Task to carry out
Give the data below again exactly as written, without its pictures.

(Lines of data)
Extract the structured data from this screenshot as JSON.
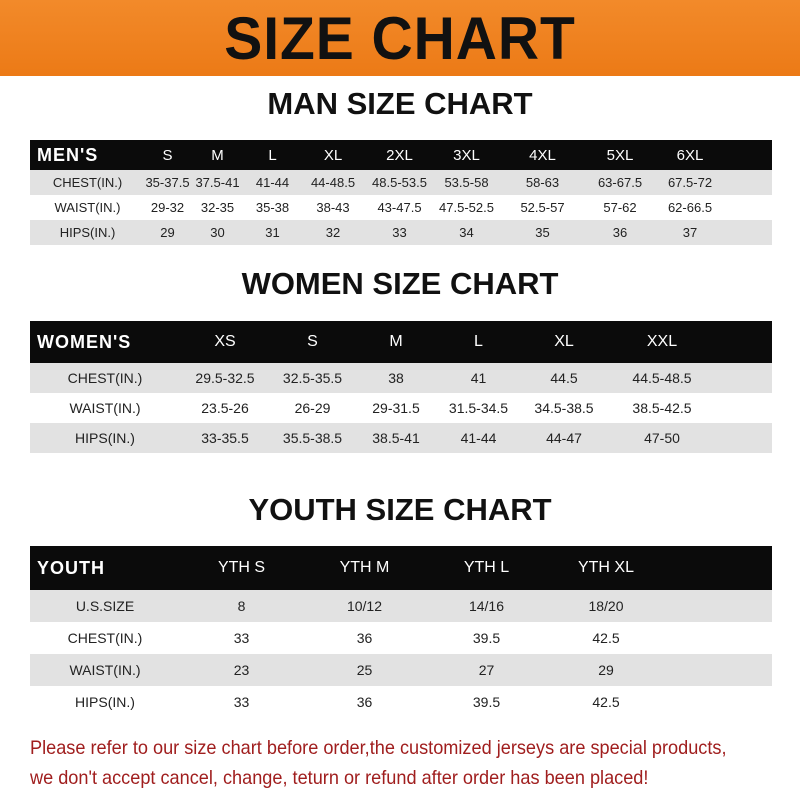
{
  "banner_title": "SIZE CHART",
  "accent_color": "#ec7a16",
  "men": {
    "title": "MAN SIZE CHART",
    "header": [
      "MEN'S",
      "S",
      "M",
      "L",
      "XL",
      "2XL",
      "3XL",
      "4XL",
      "5XL",
      "6XL"
    ],
    "rows": [
      [
        "CHEST(IN.)",
        "35-37.5",
        "37.5-41",
        "41-44",
        "44-48.5",
        "48.5-53.5",
        "53.5-58",
        "58-63",
        "63-67.5",
        "67.5-72"
      ],
      [
        "WAIST(IN.)",
        "29-32",
        "32-35",
        "35-38",
        "38-43",
        "43-47.5",
        "47.5-52.5",
        "52.5-57",
        "57-62",
        "62-66.5"
      ],
      [
        "HIPS(IN.)",
        "29",
        "30",
        "31",
        "32",
        "33",
        "34",
        "35",
        "36",
        "37"
      ]
    ]
  },
  "women": {
    "title": "WOMEN SIZE CHART",
    "header": [
      "WOMEN'S",
      "XS",
      "S",
      "M",
      "L",
      "XL",
      "XXL"
    ],
    "rows": [
      [
        "CHEST(IN.)",
        "29.5-32.5",
        "32.5-35.5",
        "38",
        "41",
        "44.5",
        "44.5-48.5"
      ],
      [
        "WAIST(IN.)",
        "23.5-26",
        "26-29",
        "29-31.5",
        "31.5-34.5",
        "34.5-38.5",
        "38.5-42.5"
      ],
      [
        "HIPS(IN.)",
        "33-35.5",
        "35.5-38.5",
        "38.5-41",
        "41-44",
        "44-47",
        "47-50"
      ]
    ]
  },
  "youth": {
    "title": "YOUTH SIZE CHART",
    "header": [
      "YOUTH",
      "YTH S",
      "YTH M",
      "YTH L",
      "YTH XL"
    ],
    "rows": [
      [
        "U.S.SIZE",
        "8",
        "10/12",
        "14/16",
        "18/20"
      ],
      [
        "CHEST(IN.)",
        "33",
        "36",
        "39.5",
        "42.5"
      ],
      [
        "WAIST(IN.)",
        "23",
        "25",
        "27",
        "29"
      ],
      [
        "HIPS(IN.)",
        "33",
        "36",
        "39.5",
        "42.5"
      ]
    ]
  },
  "note": [
    "Please refer to our size chart before order,the customized jerseys are special products,",
    "we don't accept cancel, change, teturn or refund after order has been placed!"
  ]
}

Output of the task
Extract the structured data from this screenshot as JSON.
{
  "banner_title": "SIZE CHART",
  "accent_color": "#ec7a16",
  "men": {
    "title": "MAN SIZE CHART",
    "header": [
      "MEN'S",
      "S",
      "M",
      "L",
      "XL",
      "2XL",
      "3XL",
      "4XL",
      "5XL",
      "6XL"
    ],
    "rows": [
      [
        "CHEST(IN.)",
        "35-37.5",
        "37.5-41",
        "41-44",
        "44-48.5",
        "48.5-53.5",
        "53.5-58",
        "58-63",
        "63-67.5",
        "67.5-72"
      ],
      [
        "WAIST(IN.)",
        "29-32",
        "32-35",
        "35-38",
        "38-43",
        "43-47.5",
        "47.5-52.5",
        "52.5-57",
        "57-62",
        "62-66.5"
      ],
      [
        "HIPS(IN.)",
        "29",
        "30",
        "31",
        "32",
        "33",
        "34",
        "35",
        "36",
        "37"
      ]
    ]
  },
  "women": {
    "title": "WOMEN SIZE CHART",
    "header": [
      "WOMEN'S",
      "XS",
      "S",
      "M",
      "L",
      "XL",
      "XXL"
    ],
    "rows": [
      [
        "CHEST(IN.)",
        "29.5-32.5",
        "32.5-35.5",
        "38",
        "41",
        "44.5",
        "44.5-48.5"
      ],
      [
        "WAIST(IN.)",
        "23.5-26",
        "26-29",
        "29-31.5",
        "31.5-34.5",
        "34.5-38.5",
        "38.5-42.5"
      ],
      [
        "HIPS(IN.)",
        "33-35.5",
        "35.5-38.5",
        "38.5-41",
        "41-44",
        "44-47",
        "47-50"
      ]
    ]
  },
  "youth": {
    "title": "YOUTH SIZE CHART",
    "header": [
      "YOUTH",
      "YTH S",
      "YTH M",
      "YTH L",
      "YTH XL"
    ],
    "rows": [
      [
        "U.S.SIZE",
        "8",
        "10/12",
        "14/16",
        "18/20"
      ],
      [
        "CHEST(IN.)",
        "33",
        "36",
        "39.5",
        "42.5"
      ],
      [
        "WAIST(IN.)",
        "23",
        "25",
        "27",
        "29"
      ],
      [
        "HIPS(IN.)",
        "33",
        "36",
        "39.5",
        "42.5"
      ]
    ]
  },
  "note": [
    "Please refer to our size chart before order,the customized jerseys are special products,",
    "we don't accept cancel, change, teturn or refund after order has been placed!"
  ]
}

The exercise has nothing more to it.